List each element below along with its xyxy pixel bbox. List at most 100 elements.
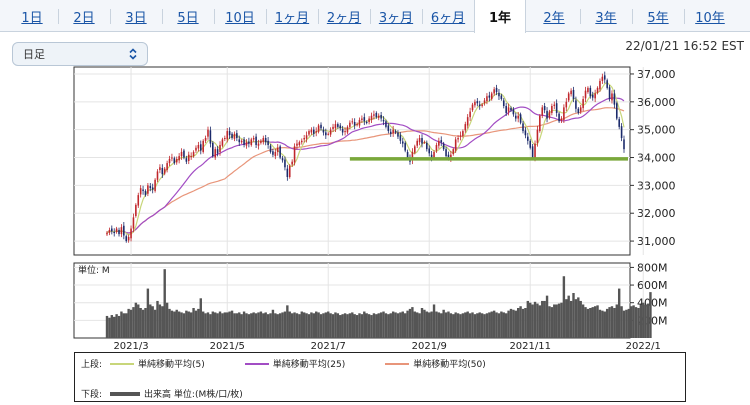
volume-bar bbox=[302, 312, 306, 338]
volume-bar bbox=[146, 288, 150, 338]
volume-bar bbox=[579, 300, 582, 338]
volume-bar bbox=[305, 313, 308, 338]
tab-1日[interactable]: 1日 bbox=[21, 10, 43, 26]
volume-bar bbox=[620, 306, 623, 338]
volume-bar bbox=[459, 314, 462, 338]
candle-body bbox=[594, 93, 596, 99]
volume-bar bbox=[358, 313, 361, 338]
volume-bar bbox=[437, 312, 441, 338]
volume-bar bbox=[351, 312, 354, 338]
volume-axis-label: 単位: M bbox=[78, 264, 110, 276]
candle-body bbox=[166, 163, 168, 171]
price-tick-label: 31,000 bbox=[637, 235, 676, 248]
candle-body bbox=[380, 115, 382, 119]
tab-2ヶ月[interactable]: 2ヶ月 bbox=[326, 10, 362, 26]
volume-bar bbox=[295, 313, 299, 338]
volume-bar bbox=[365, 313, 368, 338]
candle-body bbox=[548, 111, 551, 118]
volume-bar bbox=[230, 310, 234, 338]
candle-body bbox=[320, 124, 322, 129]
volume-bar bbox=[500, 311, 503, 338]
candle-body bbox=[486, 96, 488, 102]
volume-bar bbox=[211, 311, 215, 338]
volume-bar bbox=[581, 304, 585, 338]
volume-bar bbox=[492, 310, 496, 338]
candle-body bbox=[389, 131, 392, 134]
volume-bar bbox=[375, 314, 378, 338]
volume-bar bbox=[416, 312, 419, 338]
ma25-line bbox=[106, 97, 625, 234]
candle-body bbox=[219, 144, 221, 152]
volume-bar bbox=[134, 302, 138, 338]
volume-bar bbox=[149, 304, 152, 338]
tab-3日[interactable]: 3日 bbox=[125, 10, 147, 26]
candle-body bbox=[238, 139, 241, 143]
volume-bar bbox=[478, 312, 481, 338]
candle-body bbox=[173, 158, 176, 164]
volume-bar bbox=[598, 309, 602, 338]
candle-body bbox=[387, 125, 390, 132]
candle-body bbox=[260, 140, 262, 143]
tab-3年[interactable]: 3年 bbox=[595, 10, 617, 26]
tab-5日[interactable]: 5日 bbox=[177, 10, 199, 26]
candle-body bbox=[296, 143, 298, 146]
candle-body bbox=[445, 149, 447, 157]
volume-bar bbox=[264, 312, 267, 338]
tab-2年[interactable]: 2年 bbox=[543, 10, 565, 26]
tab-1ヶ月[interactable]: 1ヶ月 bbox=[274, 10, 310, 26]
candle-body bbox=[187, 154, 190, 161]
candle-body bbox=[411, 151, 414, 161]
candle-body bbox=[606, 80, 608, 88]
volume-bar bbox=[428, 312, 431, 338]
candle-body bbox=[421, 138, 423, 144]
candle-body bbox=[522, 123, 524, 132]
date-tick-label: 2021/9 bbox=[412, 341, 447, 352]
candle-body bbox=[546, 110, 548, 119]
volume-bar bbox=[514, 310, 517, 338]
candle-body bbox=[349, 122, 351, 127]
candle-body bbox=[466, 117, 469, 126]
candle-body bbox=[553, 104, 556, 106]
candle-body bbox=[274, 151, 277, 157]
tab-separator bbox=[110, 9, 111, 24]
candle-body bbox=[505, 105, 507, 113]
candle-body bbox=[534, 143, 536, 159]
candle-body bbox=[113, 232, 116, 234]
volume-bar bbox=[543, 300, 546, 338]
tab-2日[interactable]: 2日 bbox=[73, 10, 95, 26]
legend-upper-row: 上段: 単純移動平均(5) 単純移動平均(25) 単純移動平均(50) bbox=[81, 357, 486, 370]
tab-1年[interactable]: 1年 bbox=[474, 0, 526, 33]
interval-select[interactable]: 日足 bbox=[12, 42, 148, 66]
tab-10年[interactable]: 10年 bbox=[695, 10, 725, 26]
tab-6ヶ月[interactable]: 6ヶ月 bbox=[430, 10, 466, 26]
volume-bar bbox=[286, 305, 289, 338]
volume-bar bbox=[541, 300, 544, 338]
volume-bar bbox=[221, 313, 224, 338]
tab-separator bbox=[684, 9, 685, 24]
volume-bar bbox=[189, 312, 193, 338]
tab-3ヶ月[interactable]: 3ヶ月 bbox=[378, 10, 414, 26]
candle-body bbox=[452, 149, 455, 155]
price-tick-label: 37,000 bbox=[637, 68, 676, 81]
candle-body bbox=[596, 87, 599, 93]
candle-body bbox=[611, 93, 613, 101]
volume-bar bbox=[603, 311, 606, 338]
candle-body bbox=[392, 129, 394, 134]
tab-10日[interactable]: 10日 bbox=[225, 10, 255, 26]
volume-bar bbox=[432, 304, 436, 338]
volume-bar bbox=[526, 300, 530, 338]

+--

Rewrite the entries above with every "volume-bar" changed to "volume-column" and everything else left as it is. Leave the picture out.

The output:
List each element below along with its xyxy pixel bbox. List at most 100 elements.
volume-column bbox=[302, 312, 306, 338]
volume-column bbox=[146, 288, 150, 338]
volume-column bbox=[579, 300, 582, 338]
volume-column bbox=[305, 313, 308, 338]
tab-1日[interactable]: 1日 bbox=[21, 10, 43, 26]
volume-column bbox=[620, 306, 623, 338]
volume-column bbox=[459, 314, 462, 338]
candle-body bbox=[594, 93, 596, 99]
volume-column bbox=[358, 313, 361, 338]
volume-column bbox=[437, 312, 441, 338]
volume-column bbox=[351, 312, 354, 338]
volume-axis-label: 単位: M bbox=[78, 264, 110, 276]
candle-body bbox=[166, 163, 168, 171]
price-tick-label: 31,000 bbox=[637, 235, 676, 248]
candle-body bbox=[380, 115, 382, 119]
tab-2ヶ月[interactable]: 2ヶ月 bbox=[326, 10, 362, 26]
volume-column bbox=[295, 313, 299, 338]
volume-column bbox=[365, 313, 368, 338]
candle-body bbox=[548, 111, 551, 118]
volume-column bbox=[230, 310, 234, 338]
candle-body bbox=[320, 124, 322, 129]
volume-column bbox=[500, 311, 503, 338]
candle-body bbox=[486, 96, 488, 102]
volume-column bbox=[211, 311, 215, 338]
volume-column bbox=[581, 304, 585, 338]
volume-column bbox=[492, 310, 496, 338]
candle-body bbox=[389, 131, 392, 134]
volume-column bbox=[375, 314, 378, 338]
volume-column bbox=[416, 312, 419, 338]
ma25-line bbox=[106, 97, 625, 234]
candle-body bbox=[219, 144, 221, 152]
volume-column bbox=[134, 302, 138, 338]
volume-column bbox=[149, 304, 152, 338]
tab-3日[interactable]: 3日 bbox=[125, 10, 147, 26]
candle-body bbox=[238, 139, 241, 143]
volume-column bbox=[478, 312, 481, 338]
candle-body bbox=[173, 158, 176, 164]
volume-column bbox=[598, 309, 602, 338]
candle-body bbox=[387, 125, 390, 132]
candle-body bbox=[260, 140, 262, 143]
tab-3年[interactable]: 3年 bbox=[595, 10, 617, 26]
tab-5日[interactable]: 5日 bbox=[177, 10, 199, 26]
candle-body bbox=[296, 143, 298, 146]
candle-body bbox=[445, 149, 447, 157]
volume-column bbox=[264, 312, 267, 338]
tab-2年[interactable]: 2年 bbox=[543, 10, 565, 26]
tab-1ヶ月[interactable]: 1ヶ月 bbox=[274, 10, 310, 26]
candle-body bbox=[187, 154, 190, 161]
candle-body bbox=[411, 151, 414, 161]
candle-body bbox=[606, 80, 608, 88]
volume-column bbox=[428, 312, 431, 338]
candle-body bbox=[421, 138, 423, 144]
candle-body bbox=[522, 123, 524, 132]
date-tick-label: 2021/9 bbox=[412, 341, 447, 352]
candle-body bbox=[546, 110, 548, 119]
volume-column bbox=[514, 310, 517, 338]
candle-body bbox=[349, 122, 351, 127]
candle-body bbox=[466, 117, 469, 126]
candle-body bbox=[553, 104, 556, 106]
candle-body bbox=[274, 151, 277, 157]
tab-separator bbox=[110, 9, 111, 24]
candle-body bbox=[505, 105, 507, 113]
candle-body bbox=[534, 143, 536, 159]
candle-body bbox=[113, 232, 116, 234]
volume-column bbox=[543, 300, 546, 338]
tab-2日[interactable]: 2日 bbox=[73, 10, 95, 26]
legend-upper-row: 上段: 単純移動平均(5) 単純移動平均(25) 単純移動平均(50) bbox=[81, 357, 486, 370]
tab-1年[interactable]: 1年 bbox=[474, 0, 526, 33]
interval-select[interactable]: 日足 bbox=[12, 42, 148, 66]
tab-10年[interactable]: 10年 bbox=[695, 10, 725, 26]
tab-6ヶ月[interactable]: 6ヶ月 bbox=[430, 10, 466, 26]
volume-column bbox=[286, 305, 289, 338]
volume-column bbox=[541, 300, 544, 338]
volume-column bbox=[221, 313, 224, 338]
tab-separator bbox=[684, 9, 685, 24]
volume-column bbox=[189, 312, 193, 338]
tab-3ヶ月[interactable]: 3ヶ月 bbox=[378, 10, 414, 26]
candle-body bbox=[452, 149, 455, 155]
price-tick-label: 37,000 bbox=[637, 68, 676, 81]
candle-body bbox=[596, 87, 599, 93]
candle-body bbox=[611, 93, 613, 101]
volume-column bbox=[603, 311, 606, 338]
candle-body bbox=[392, 129, 394, 134]
tab-10日[interactable]: 10日 bbox=[225, 10, 255, 26]
volume-column bbox=[432, 304, 436, 338]
volume-column bbox=[526, 300, 530, 338]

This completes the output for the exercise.